## What is required
Your task is to copy each line that has the word "Latitude".

(Stored data)
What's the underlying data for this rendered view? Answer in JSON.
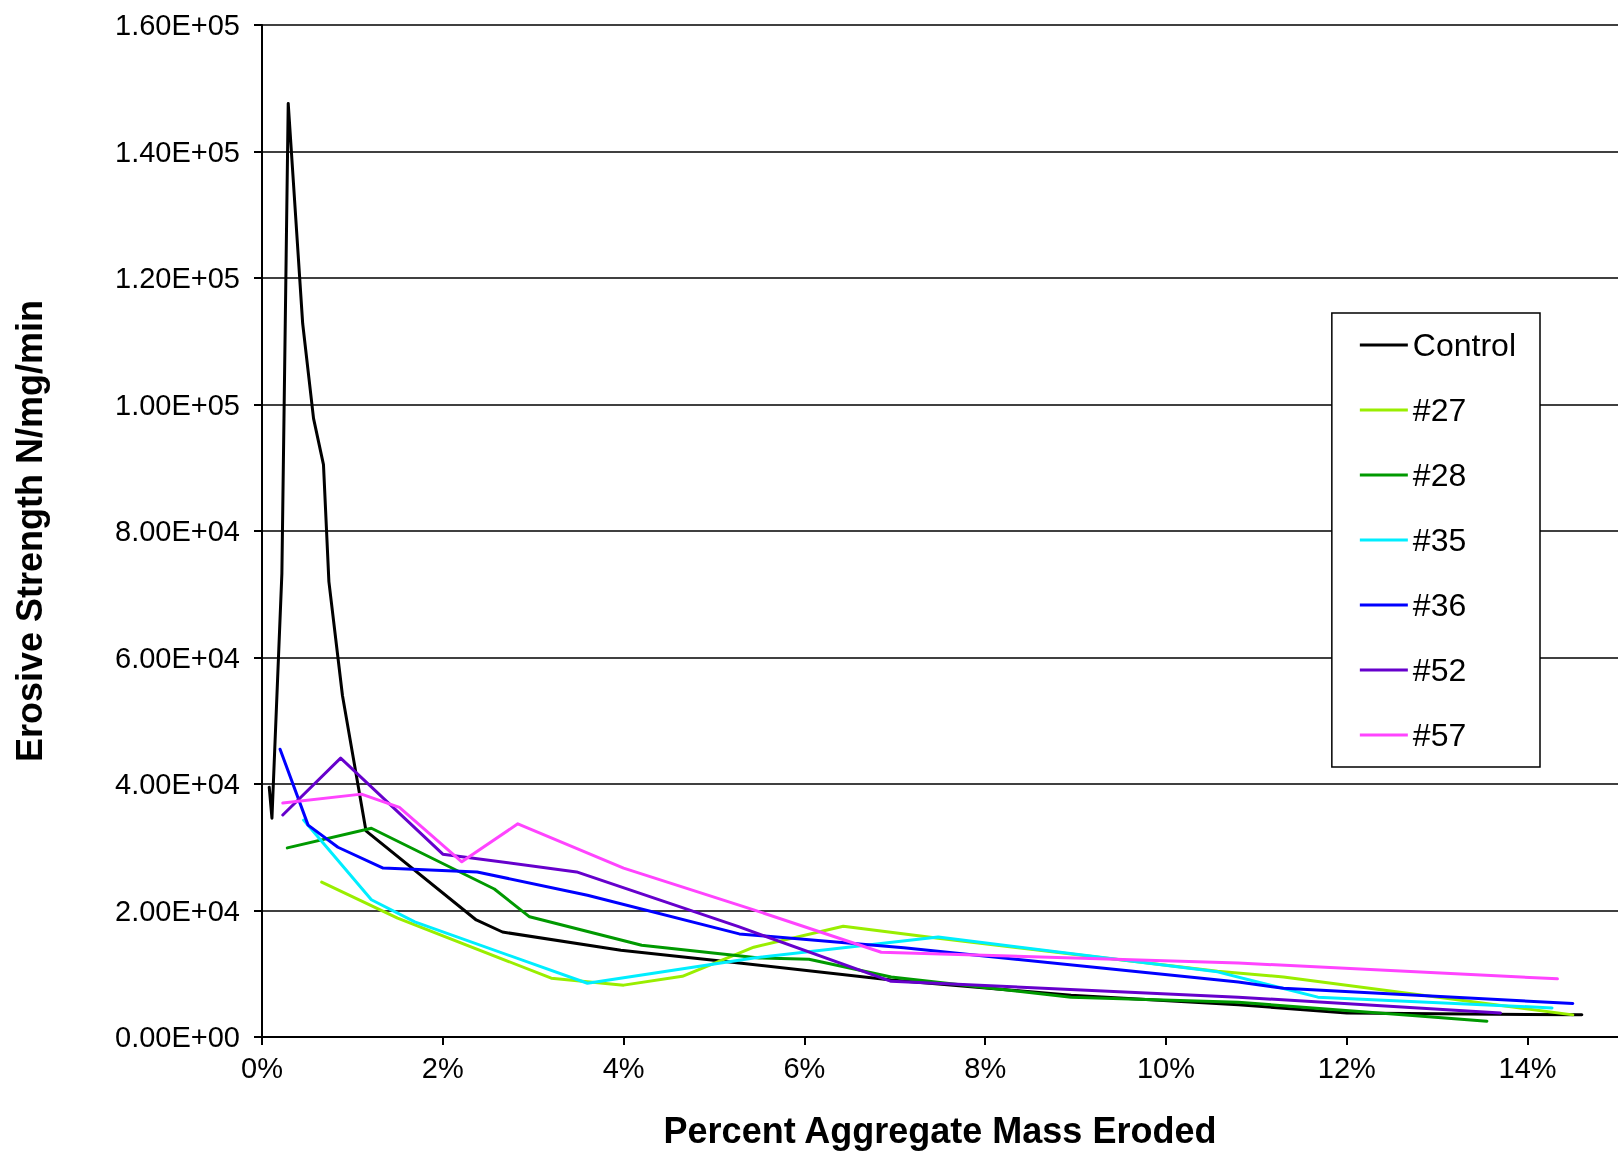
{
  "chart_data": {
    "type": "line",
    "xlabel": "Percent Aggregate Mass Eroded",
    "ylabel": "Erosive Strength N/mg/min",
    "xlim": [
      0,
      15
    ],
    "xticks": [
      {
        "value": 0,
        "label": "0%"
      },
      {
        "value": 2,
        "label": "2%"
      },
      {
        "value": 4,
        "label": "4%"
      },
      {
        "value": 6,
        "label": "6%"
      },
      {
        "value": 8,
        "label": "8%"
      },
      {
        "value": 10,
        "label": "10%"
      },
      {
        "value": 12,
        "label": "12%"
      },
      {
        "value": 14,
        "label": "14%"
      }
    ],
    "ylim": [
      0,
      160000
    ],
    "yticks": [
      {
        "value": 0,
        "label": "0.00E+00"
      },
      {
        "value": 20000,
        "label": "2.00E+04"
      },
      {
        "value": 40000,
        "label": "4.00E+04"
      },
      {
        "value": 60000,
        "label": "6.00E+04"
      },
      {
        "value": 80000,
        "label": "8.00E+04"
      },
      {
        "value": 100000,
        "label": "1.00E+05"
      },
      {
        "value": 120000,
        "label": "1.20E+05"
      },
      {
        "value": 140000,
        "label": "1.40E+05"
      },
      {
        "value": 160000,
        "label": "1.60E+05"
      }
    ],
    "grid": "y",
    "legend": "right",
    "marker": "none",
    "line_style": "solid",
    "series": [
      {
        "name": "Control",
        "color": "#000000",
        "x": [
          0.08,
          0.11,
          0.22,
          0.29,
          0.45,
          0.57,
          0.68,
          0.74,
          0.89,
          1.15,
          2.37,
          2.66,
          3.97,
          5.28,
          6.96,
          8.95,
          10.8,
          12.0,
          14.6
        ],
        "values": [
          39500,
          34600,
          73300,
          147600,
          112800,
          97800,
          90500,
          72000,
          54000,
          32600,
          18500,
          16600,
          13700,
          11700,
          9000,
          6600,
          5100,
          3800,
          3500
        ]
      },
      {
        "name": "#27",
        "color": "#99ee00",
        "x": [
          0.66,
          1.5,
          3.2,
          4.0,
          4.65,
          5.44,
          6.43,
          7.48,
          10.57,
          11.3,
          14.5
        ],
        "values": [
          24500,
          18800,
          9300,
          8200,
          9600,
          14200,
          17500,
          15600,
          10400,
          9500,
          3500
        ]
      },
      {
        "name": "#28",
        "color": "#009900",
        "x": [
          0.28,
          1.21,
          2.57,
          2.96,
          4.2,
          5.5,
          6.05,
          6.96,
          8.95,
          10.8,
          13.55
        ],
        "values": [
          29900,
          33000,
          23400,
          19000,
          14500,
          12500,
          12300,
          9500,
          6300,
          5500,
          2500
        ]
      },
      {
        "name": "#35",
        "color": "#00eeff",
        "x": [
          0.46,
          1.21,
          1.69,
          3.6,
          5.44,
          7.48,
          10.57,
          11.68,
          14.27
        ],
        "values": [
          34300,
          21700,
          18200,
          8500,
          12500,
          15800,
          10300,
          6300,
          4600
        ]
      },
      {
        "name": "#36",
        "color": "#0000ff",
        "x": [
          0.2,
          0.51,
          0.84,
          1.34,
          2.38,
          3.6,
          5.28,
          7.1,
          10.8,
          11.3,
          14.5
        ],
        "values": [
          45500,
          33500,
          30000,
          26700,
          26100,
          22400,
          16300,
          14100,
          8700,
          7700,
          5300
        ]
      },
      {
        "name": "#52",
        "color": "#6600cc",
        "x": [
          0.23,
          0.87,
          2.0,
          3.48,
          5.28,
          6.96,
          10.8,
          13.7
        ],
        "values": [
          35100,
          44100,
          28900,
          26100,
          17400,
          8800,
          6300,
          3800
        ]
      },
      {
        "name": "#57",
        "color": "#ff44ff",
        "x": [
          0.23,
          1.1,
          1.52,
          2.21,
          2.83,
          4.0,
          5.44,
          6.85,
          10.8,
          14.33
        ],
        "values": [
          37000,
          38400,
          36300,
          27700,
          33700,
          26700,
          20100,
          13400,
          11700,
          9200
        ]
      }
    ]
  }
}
* * *
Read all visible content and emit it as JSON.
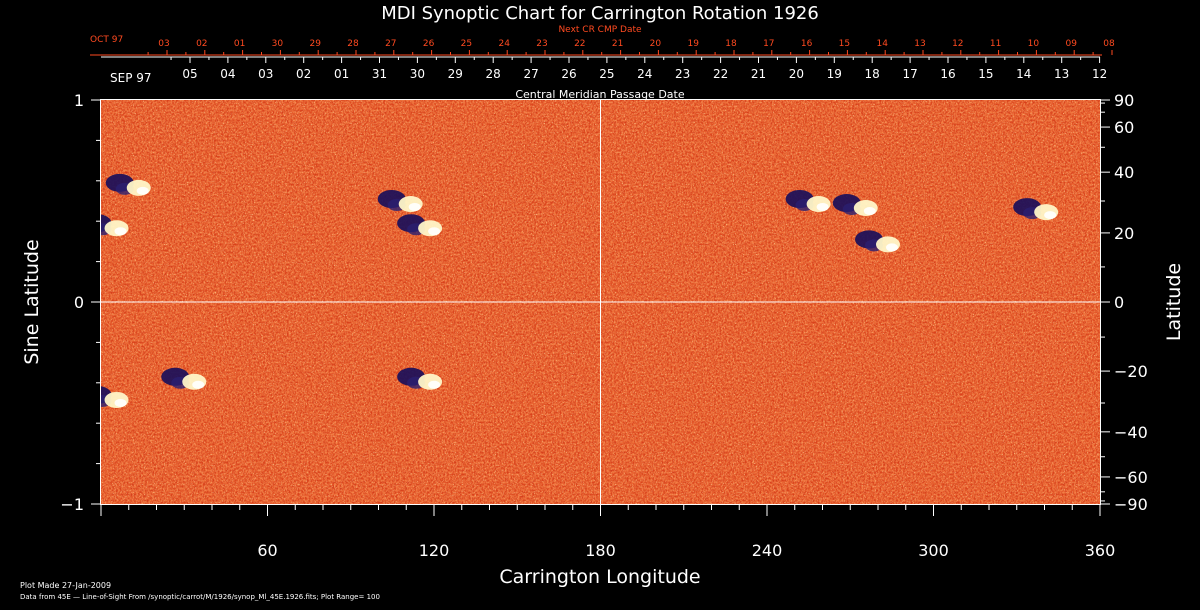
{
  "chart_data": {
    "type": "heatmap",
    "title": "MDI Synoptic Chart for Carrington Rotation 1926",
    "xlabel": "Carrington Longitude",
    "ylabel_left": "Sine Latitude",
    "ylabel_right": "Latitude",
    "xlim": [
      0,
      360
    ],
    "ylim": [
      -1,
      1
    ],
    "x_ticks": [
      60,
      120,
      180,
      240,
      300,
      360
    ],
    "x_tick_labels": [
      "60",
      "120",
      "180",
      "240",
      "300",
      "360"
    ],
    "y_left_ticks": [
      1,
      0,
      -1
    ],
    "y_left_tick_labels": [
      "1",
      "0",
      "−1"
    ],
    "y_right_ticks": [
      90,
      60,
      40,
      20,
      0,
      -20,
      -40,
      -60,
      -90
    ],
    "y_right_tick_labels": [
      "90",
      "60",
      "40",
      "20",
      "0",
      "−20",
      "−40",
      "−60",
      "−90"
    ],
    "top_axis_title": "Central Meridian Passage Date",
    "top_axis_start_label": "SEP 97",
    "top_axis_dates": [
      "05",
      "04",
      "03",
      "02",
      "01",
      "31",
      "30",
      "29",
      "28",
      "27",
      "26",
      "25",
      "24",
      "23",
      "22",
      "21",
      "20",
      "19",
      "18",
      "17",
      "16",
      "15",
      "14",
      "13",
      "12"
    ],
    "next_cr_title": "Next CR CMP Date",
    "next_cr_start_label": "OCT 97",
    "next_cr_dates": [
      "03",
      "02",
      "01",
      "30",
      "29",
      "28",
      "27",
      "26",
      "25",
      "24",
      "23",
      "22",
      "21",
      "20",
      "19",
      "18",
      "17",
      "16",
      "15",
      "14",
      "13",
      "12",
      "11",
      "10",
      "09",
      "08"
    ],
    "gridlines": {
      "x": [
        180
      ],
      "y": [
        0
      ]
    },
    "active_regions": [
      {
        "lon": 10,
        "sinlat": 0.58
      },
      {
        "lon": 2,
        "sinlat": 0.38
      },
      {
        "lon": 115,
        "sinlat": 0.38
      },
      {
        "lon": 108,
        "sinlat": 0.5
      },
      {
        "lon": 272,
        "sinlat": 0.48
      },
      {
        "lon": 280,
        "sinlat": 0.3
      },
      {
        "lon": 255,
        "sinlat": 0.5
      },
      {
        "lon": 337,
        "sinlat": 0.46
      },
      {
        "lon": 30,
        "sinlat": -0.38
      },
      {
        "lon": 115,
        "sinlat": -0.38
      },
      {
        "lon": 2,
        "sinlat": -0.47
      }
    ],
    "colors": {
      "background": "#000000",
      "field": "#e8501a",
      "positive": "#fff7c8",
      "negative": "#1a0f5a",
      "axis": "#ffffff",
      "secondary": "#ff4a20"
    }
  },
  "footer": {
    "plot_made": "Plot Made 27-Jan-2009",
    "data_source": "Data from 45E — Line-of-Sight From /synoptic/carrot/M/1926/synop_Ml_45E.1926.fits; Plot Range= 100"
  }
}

## Solution
    "ylabel_left": "Sine Latitude",
    "ylabel_right": "Latitude",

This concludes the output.